◆ What you will do: Please give the listing again, word for word, with nothing left out.

◆ Record excerpts:
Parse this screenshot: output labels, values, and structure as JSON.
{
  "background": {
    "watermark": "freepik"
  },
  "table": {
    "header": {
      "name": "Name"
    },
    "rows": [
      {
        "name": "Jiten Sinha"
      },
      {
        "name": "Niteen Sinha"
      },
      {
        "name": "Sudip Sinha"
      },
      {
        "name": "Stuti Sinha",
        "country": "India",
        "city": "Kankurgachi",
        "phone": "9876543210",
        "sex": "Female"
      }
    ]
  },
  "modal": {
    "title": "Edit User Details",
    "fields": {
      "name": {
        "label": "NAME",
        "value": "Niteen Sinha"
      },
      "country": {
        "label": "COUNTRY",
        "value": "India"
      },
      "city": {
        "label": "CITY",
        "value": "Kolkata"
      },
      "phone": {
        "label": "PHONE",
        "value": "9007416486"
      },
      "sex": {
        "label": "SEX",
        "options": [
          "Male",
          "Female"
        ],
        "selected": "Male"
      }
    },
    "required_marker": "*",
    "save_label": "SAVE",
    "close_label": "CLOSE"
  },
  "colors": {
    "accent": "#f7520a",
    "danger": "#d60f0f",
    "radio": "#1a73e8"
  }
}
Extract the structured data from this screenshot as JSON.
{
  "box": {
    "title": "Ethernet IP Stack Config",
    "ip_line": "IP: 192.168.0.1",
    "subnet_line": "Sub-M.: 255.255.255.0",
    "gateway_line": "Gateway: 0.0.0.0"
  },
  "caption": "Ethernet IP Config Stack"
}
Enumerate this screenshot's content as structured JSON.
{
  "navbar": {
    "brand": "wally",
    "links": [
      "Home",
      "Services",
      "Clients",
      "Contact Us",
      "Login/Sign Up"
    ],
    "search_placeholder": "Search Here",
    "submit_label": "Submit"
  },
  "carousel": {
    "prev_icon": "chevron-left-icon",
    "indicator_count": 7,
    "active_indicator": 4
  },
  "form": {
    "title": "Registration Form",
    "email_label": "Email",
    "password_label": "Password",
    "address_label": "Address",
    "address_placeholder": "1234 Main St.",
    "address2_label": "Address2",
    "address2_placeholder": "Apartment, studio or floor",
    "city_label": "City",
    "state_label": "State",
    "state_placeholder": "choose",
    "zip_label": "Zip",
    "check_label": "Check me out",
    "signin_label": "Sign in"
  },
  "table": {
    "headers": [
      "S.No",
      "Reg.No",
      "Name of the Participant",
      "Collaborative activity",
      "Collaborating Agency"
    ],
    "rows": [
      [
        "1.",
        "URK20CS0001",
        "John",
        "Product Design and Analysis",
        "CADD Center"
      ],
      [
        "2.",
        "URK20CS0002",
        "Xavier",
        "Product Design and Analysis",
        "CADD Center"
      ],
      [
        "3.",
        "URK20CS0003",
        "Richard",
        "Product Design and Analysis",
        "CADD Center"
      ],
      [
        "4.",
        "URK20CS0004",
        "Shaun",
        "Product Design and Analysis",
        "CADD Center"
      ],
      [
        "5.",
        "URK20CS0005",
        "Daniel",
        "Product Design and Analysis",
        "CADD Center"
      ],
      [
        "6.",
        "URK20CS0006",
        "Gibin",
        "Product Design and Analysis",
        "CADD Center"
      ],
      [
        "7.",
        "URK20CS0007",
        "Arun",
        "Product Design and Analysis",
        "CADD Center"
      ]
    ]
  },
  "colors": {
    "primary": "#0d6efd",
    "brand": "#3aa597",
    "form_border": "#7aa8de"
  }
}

◆ Task response:
Parse this screenshot: output labels, values, and structure as JSON.
{
  "background": {
    "watermark": "freepik"
  },
  "table": {
    "header": {
      "name": "Name"
    },
    "rows": [
      {
        "name": "Jiten Sinha"
      },
      {
        "name": "Niteen Sinha"
      },
      {
        "name": "Sudip Sinha"
      },
      {
        "name": "Stuti Sinha",
        "country": "India",
        "city": "Kankurgachi",
        "phone": "9876543210",
        "sex": "Female"
      }
    ]
  },
  "modal": {
    "title": "Edit User Details",
    "fields": {
      "name": {
        "label": "NAME",
        "value": "Niteen Sinha"
      },
      "country": {
        "label": "COUNTRY",
        "value": "India"
      },
      "city": {
        "label": "CITY",
        "value": "Kolkata"
      },
      "phone": {
        "label": "PHONE",
        "value": "9007416486"
      },
      "sex": {
        "label": "SEX",
        "options": [
          "Male",
          "Female"
        ],
        "selected": "Male"
      }
    },
    "required_marker": "*",
    "save_label": "SAVE",
    "close_label": "CLOSE"
  },
  "colors": {
    "accent": "#f7520a",
    "danger": "#d60f0f",
    "radio": "#1a73e8"
  }
}
Extract the structured data from this screenshot as JSON.
{
  "box": {
    "title": "Ethernet IP Stack Config",
    "ip_line": "IP: 192.168.0.1",
    "subnet_line": "Sub-M.: 255.255.255.0",
    "gateway_line": "Gateway: 0.0.0.0"
  },
  "caption": "Ethernet IP Config Stack"
}
Enumerate this screenshot's content as structured JSON.
{
  "navbar": {
    "brand": "wally",
    "links": [
      "Home",
      "Services",
      "Clients",
      "Contact Us",
      "Login/Sign Up"
    ],
    "search_placeholder": "Search Here",
    "submit_label": "Submit"
  },
  "carousel": {
    "prev_icon": "chevron-left-icon",
    "indicator_count": 7,
    "active_indicator": 4
  },
  "form": {
    "title": "Registration Form",
    "email_label": "Email",
    "password_label": "Password",
    "address_label": "Address",
    "address_placeholder": "1234 Main St.",
    "address2_label": "Address2",
    "address2_placeholder": "Apartment, studio or floor",
    "city_label": "City",
    "state_label": "State",
    "state_placeholder": "choose",
    "zip_label": "Zip",
    "check_label": "Check me out",
    "signin_label": "Sign in"
  },
  "table": {
    "headers": [
      "S.No",
      "Reg.No",
      "Name of the Participant",
      "Collaborative activity",
      "Collaborating Agency"
    ],
    "rows": [
      [
        "1.",
        "URK20CS0001",
        "John",
        "Product Design and Analysis",
        "CADD Center"
      ],
      [
        "2.",
        "URK20CS0002",
        "Xavier",
        "Product Design and Analysis",
        "CADD Center"
      ],
      [
        "3.",
        "URK20CS0003",
        "Richard",
        "Product Design and Analysis",
        "CADD Center"
      ],
      [
        "4.",
        "URK20CS0004",
        "Shaun",
        "Product Design and Analysis",
        "CADD Center"
      ],
      [
        "5.",
        "URK20CS0005",
        "Daniel",
        "Product Design and Analysis",
        "CADD Center"
      ],
      [
        "6.",
        "URK20CS0006",
        "Gibin",
        "Product Design and Analysis",
        "CADD Center"
      ],
      [
        "7.",
        "URK20CS0007",
        "Arun",
        "Product Design and Analysis",
        "CADD Center"
      ]
    ]
  },
  "colors": {
    "primary": "#0d6efd",
    "brand": "#3aa597",
    "form_border": "#7aa8de"
  }
}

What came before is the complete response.